Work to complete: Copy every line of the entries that includes the word "части".
_ _ _ _ _ _ _
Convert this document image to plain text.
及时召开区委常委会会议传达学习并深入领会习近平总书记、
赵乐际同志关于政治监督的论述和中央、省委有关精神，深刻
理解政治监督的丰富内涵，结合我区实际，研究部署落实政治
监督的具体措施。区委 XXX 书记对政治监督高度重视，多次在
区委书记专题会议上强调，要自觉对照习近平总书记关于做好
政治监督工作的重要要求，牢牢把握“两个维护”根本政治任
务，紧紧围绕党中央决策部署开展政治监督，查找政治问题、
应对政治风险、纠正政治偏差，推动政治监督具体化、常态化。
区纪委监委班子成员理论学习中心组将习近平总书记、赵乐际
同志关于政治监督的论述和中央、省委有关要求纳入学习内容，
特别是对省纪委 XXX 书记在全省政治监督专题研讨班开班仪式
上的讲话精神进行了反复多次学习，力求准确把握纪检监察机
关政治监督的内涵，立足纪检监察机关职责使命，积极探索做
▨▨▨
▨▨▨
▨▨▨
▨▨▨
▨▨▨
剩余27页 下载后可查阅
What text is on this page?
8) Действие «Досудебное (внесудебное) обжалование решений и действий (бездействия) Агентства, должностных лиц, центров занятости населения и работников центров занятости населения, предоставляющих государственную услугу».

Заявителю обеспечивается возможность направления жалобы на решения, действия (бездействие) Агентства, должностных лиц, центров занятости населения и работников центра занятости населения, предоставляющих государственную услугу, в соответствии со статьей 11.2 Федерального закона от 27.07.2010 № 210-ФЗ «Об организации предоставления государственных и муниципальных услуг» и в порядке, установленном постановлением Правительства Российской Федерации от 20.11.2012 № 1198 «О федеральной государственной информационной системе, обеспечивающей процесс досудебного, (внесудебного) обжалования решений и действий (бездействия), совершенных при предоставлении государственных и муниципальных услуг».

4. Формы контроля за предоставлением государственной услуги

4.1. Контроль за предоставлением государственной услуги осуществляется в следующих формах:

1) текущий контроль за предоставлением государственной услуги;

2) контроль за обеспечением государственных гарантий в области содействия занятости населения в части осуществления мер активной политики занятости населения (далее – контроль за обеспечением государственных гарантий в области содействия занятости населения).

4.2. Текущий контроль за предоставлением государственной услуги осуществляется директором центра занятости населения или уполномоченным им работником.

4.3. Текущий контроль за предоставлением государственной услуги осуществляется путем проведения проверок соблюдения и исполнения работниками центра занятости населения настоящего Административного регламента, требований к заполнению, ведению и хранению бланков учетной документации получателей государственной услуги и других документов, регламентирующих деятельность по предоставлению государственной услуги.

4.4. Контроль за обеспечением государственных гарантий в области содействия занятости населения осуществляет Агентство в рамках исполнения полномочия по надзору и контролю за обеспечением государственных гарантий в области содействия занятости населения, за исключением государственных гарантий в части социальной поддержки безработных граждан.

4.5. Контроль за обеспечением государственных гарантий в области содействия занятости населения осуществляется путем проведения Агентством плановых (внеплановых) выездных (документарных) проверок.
_ _ _ _ _ _ _
Result for this task:
2) контроль за обеспечением государственных гарантий в области содействия занятости населения в части осуществления мер активной политики занятости населения (далее – контроль за обеспечением государственных гарантий в области содействия занятости населения).
4.4. Контроль за обеспечением государственных гарантий в области содействия занятости населения осуществляет Агентство в рамках исполнения полномочия по надзору и контролю за обеспечением государственных гарантий в области содействия занятости населения, за исключением государственных гарантий в части социальной поддержки безработных граждан.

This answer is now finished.